— start Input material —

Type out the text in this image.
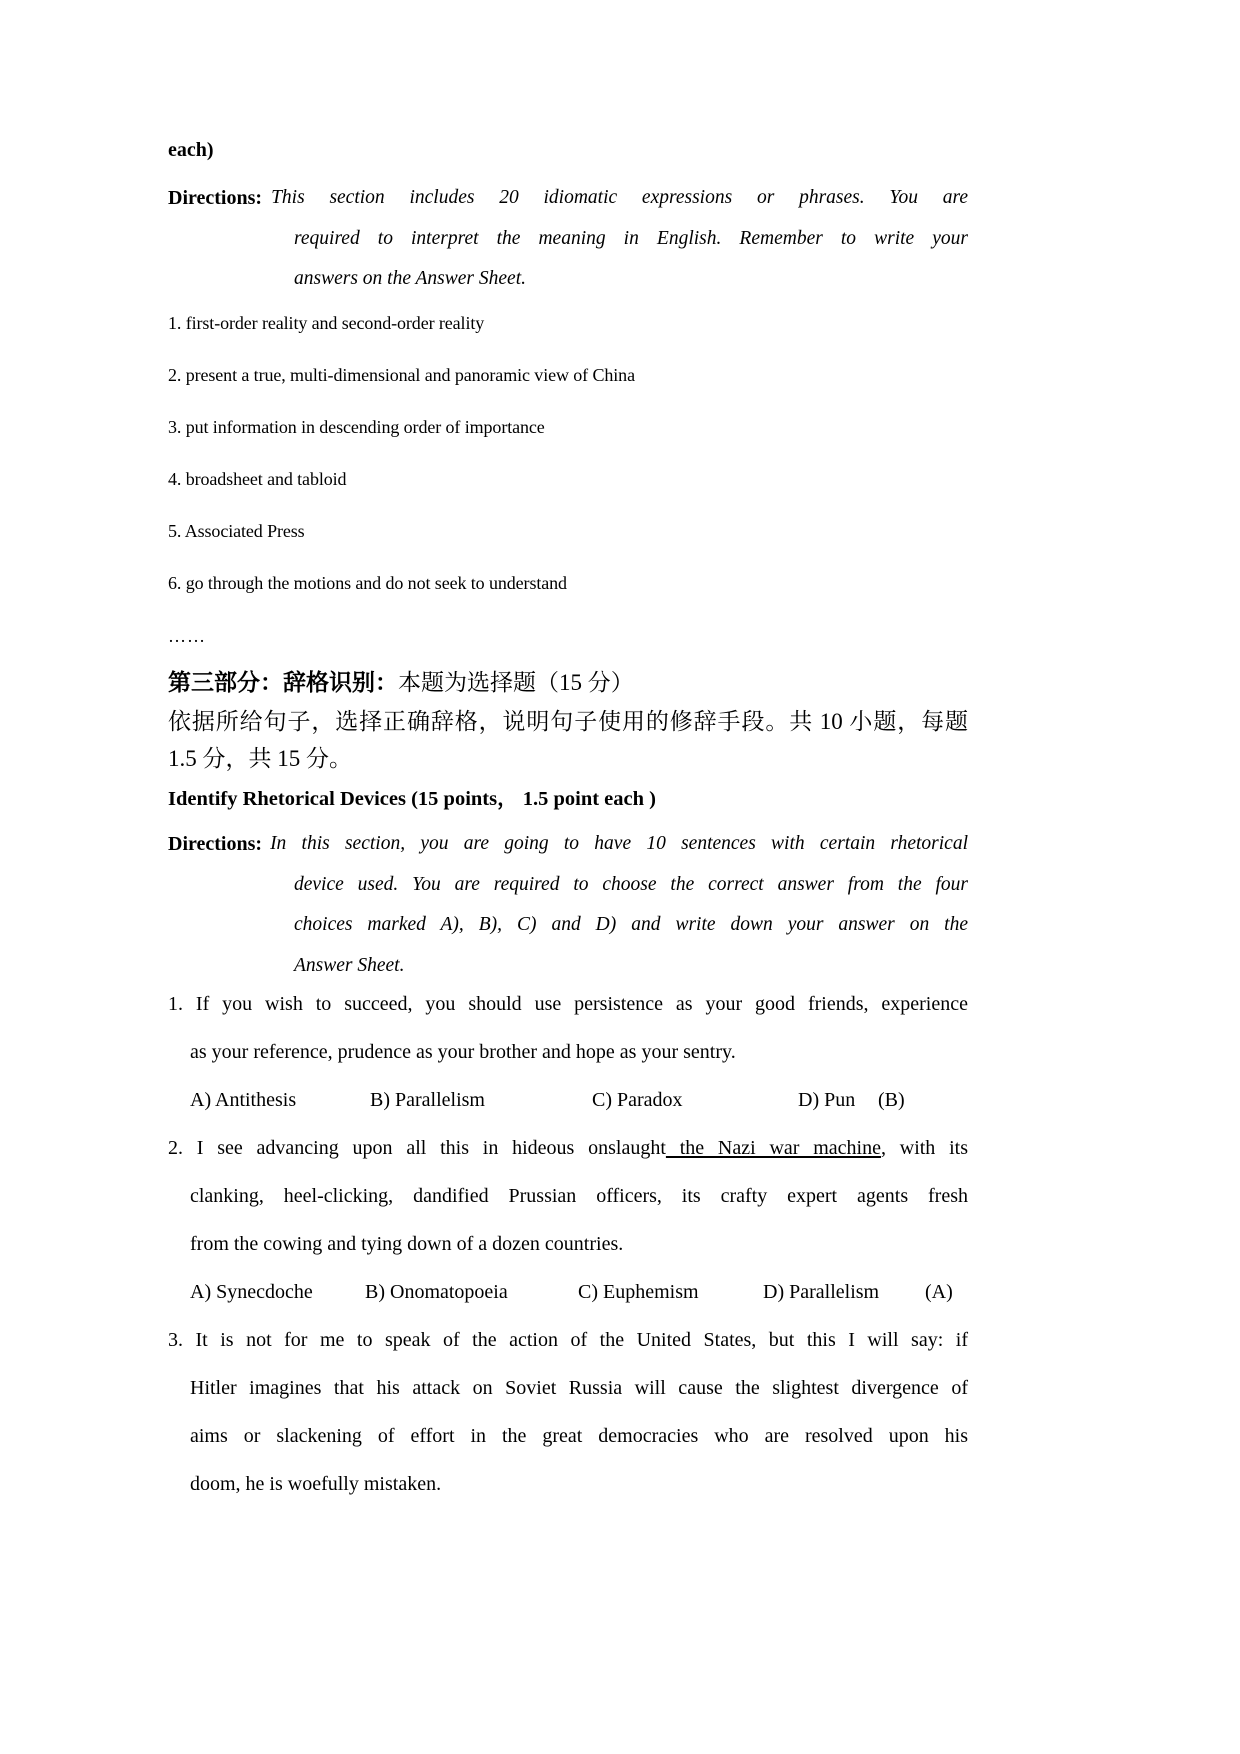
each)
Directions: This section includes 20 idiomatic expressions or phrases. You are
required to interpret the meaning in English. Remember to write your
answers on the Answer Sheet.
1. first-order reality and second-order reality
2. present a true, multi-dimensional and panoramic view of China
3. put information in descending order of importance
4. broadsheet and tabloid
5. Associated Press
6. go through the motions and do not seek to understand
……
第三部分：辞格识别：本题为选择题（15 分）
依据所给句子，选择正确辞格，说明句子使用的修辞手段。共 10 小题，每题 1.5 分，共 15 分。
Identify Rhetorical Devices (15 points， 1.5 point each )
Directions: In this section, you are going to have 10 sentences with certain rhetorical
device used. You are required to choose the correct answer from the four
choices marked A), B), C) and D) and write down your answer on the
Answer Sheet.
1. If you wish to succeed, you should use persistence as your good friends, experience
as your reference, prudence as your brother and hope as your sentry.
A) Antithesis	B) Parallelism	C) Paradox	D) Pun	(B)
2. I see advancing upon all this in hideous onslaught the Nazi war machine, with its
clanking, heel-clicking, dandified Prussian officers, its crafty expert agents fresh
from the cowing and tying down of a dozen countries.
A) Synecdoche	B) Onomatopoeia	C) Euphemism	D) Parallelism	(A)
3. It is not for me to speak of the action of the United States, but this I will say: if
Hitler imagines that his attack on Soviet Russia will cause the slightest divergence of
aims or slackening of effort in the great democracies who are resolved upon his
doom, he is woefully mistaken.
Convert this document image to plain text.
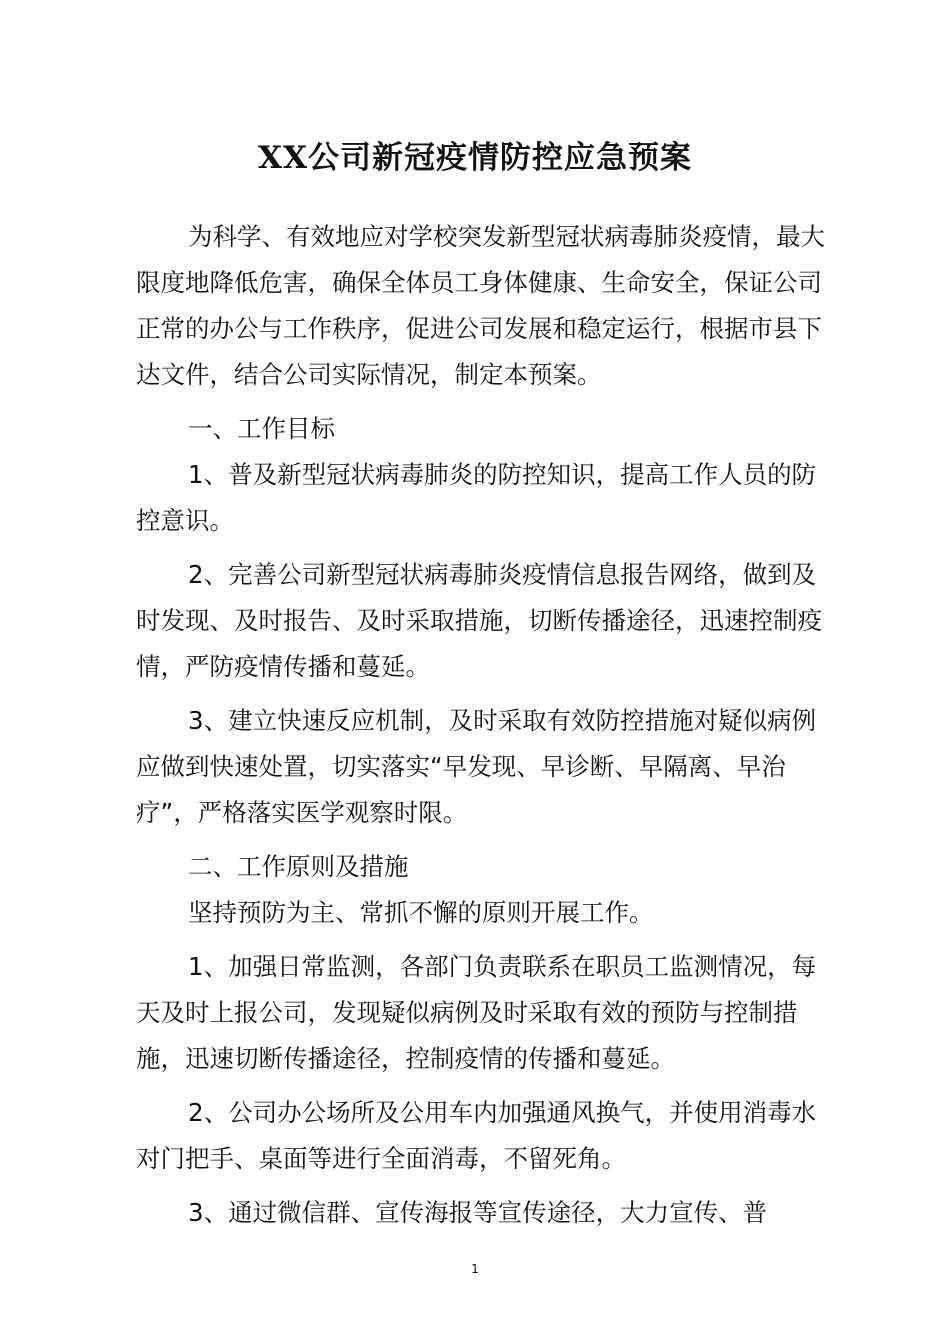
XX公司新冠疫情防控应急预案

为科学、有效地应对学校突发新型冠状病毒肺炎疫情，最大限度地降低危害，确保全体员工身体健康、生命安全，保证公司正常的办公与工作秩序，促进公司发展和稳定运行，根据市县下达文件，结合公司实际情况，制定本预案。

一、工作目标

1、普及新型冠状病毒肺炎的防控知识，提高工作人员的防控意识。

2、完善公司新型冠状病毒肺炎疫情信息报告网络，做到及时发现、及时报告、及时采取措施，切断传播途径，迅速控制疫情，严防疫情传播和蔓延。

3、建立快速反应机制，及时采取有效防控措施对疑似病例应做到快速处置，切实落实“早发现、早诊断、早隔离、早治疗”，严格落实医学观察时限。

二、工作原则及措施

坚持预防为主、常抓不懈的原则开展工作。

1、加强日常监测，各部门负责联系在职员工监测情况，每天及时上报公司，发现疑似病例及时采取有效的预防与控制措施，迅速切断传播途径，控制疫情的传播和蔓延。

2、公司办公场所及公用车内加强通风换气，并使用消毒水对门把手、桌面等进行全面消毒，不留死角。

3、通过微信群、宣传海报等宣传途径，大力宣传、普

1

— end Input material —
— start Input material —

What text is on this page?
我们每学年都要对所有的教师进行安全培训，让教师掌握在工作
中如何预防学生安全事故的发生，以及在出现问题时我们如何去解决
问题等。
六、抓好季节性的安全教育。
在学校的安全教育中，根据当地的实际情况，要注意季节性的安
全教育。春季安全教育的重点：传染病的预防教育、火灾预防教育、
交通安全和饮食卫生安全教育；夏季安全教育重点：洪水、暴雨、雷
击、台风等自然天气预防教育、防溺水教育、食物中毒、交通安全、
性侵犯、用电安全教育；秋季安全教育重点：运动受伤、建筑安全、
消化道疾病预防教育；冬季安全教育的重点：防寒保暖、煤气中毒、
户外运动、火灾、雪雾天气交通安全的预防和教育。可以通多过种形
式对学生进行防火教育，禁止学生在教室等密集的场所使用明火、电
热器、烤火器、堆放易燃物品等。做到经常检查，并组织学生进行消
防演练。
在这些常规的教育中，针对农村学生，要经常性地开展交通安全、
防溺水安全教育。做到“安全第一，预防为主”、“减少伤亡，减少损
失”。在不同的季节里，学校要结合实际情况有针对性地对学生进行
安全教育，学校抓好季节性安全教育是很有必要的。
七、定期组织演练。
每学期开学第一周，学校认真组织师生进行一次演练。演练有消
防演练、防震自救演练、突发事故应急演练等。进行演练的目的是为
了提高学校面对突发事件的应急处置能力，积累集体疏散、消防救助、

— end Input material —

▶ **Exercise objective**: Copy every line of the entries above in which "each" occurs.

▶ **Solution**:
each)
Identify Rhetorical Devices (15 points， 1.5 point each )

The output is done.